--- Start of RECORDS SHOWN ---

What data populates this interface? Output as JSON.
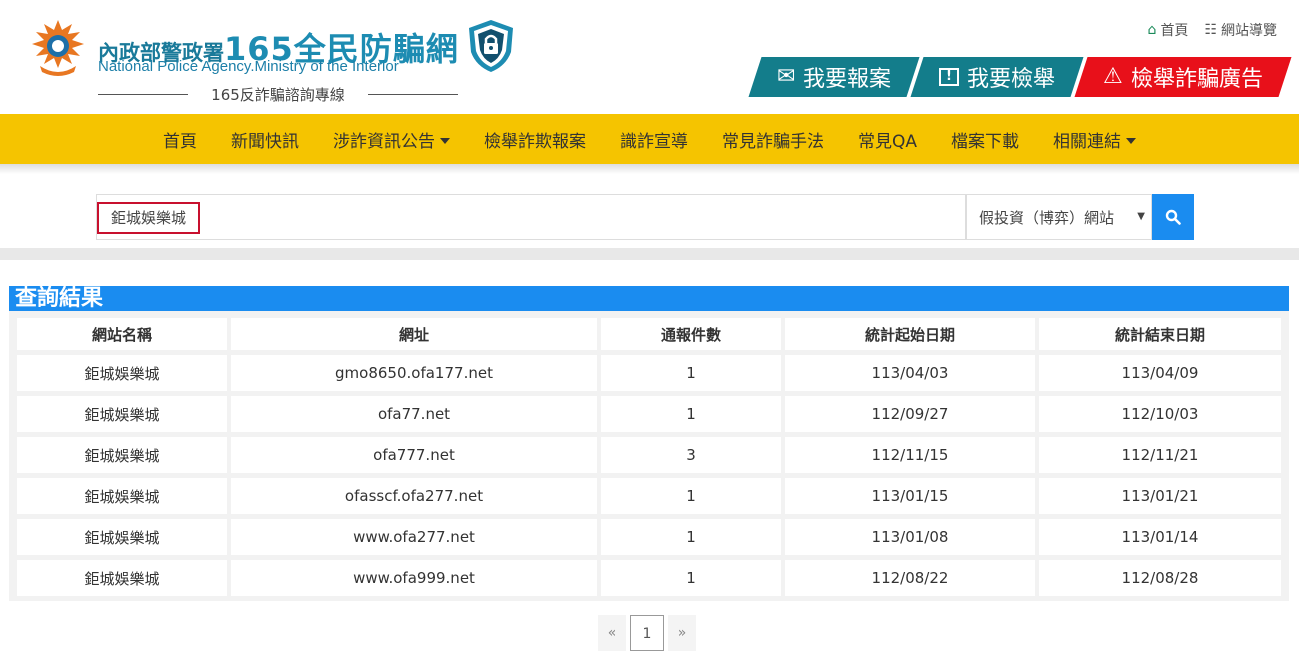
{
  "brand": {
    "agency_zh": "內政部警政署",
    "site_name": "165全民防騙網",
    "agency_en": "National Police Agency.Ministry of the Interior",
    "hotline": "165反詐騙諮詢專線"
  },
  "toplinks": {
    "home": "首頁",
    "sitemap": "網站導覽"
  },
  "actions": {
    "report": "我要報案",
    "inform": "我要檢舉",
    "ad_report": "檢舉詐騙廣告"
  },
  "nav": [
    {
      "label": "首頁",
      "dropdown": false
    },
    {
      "label": "新聞快訊",
      "dropdown": false
    },
    {
      "label": "涉詐資訊公告",
      "dropdown": true
    },
    {
      "label": "檢舉詐欺報案",
      "dropdown": false
    },
    {
      "label": "識詐宣導",
      "dropdown": false
    },
    {
      "label": "常見詐騙手法",
      "dropdown": false
    },
    {
      "label": "常見QA",
      "dropdown": false
    },
    {
      "label": "檔案下載",
      "dropdown": false
    },
    {
      "label": "相關連結",
      "dropdown": true
    }
  ],
  "search": {
    "value": "鉅城娛樂城",
    "category": "假投資（博弈）網站"
  },
  "results": {
    "title": "查詢結果",
    "headers": [
      "網站名稱",
      "網址",
      "通報件數",
      "統計起始日期",
      "統計結束日期"
    ],
    "rows": [
      [
        "鉅城娛樂城",
        "gmo8650.ofa177.net",
        "1",
        "113/04/03",
        "113/04/09"
      ],
      [
        "鉅城娛樂城",
        "ofa77.net",
        "1",
        "112/09/27",
        "112/10/03"
      ],
      [
        "鉅城娛樂城",
        "ofa777.net",
        "3",
        "112/11/15",
        "112/11/21"
      ],
      [
        "鉅城娛樂城",
        "ofasscf.ofa277.net",
        "1",
        "113/01/15",
        "113/01/21"
      ],
      [
        "鉅城娛樂城",
        "www.ofa277.net",
        "1",
        "113/01/08",
        "113/01/14"
      ],
      [
        "鉅城娛樂城",
        "www.ofa999.net",
        "1",
        "112/08/22",
        "112/08/28"
      ]
    ]
  },
  "pagination": {
    "prev": "«",
    "current": "1",
    "next": "»"
  },
  "colors": {
    "nav_bg": "#f5c400",
    "action_teal": "#137d8b",
    "action_red": "#e8101a",
    "accent_blue": "#1a8cf0"
  }
}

--- End of RECORDS SHOWN ---

◆ STATED TASK:
Give all the lines above again, character for character, without pictures.

◆ RESPONSE BELOW:
What data populates this interface? Output as JSON.
{
  "brand": {
    "agency_zh": "內政部警政署",
    "site_name": "165全民防騙網",
    "agency_en": "National Police Agency.Ministry of the Interior",
    "hotline": "165反詐騙諮詢專線"
  },
  "toplinks": {
    "home": "首頁",
    "sitemap": "網站導覽"
  },
  "actions": {
    "report": "我要報案",
    "inform": "我要檢舉",
    "ad_report": "檢舉詐騙廣告"
  },
  "nav": [
    {
      "label": "首頁",
      "dropdown": false
    },
    {
      "label": "新聞快訊",
      "dropdown": false
    },
    {
      "label": "涉詐資訊公告",
      "dropdown": true
    },
    {
      "label": "檢舉詐欺報案",
      "dropdown": false
    },
    {
      "label": "識詐宣導",
      "dropdown": false
    },
    {
      "label": "常見詐騙手法",
      "dropdown": false
    },
    {
      "label": "常見QA",
      "dropdown": false
    },
    {
      "label": "檔案下載",
      "dropdown": false
    },
    {
      "label": "相關連結",
      "dropdown": true
    }
  ],
  "search": {
    "value": "鉅城娛樂城",
    "category": "假投資（博弈）網站"
  },
  "results": {
    "title": "查詢結果",
    "headers": [
      "網站名稱",
      "網址",
      "通報件數",
      "統計起始日期",
      "統計結束日期"
    ],
    "rows": [
      [
        "鉅城娛樂城",
        "gmo8650.ofa177.net",
        "1",
        "113/04/03",
        "113/04/09"
      ],
      [
        "鉅城娛樂城",
        "ofa77.net",
        "1",
        "112/09/27",
        "112/10/03"
      ],
      [
        "鉅城娛樂城",
        "ofa777.net",
        "3",
        "112/11/15",
        "112/11/21"
      ],
      [
        "鉅城娛樂城",
        "ofasscf.ofa277.net",
        "1",
        "113/01/15",
        "113/01/21"
      ],
      [
        "鉅城娛樂城",
        "www.ofa277.net",
        "1",
        "113/01/08",
        "113/01/14"
      ],
      [
        "鉅城娛樂城",
        "www.ofa999.net",
        "1",
        "112/08/22",
        "112/08/28"
      ]
    ]
  },
  "pagination": {
    "prev": "«",
    "current": "1",
    "next": "»"
  },
  "colors": {
    "nav_bg": "#f5c400",
    "action_teal": "#137d8b",
    "action_red": "#e8101a",
    "accent_blue": "#1a8cf0"
  }
}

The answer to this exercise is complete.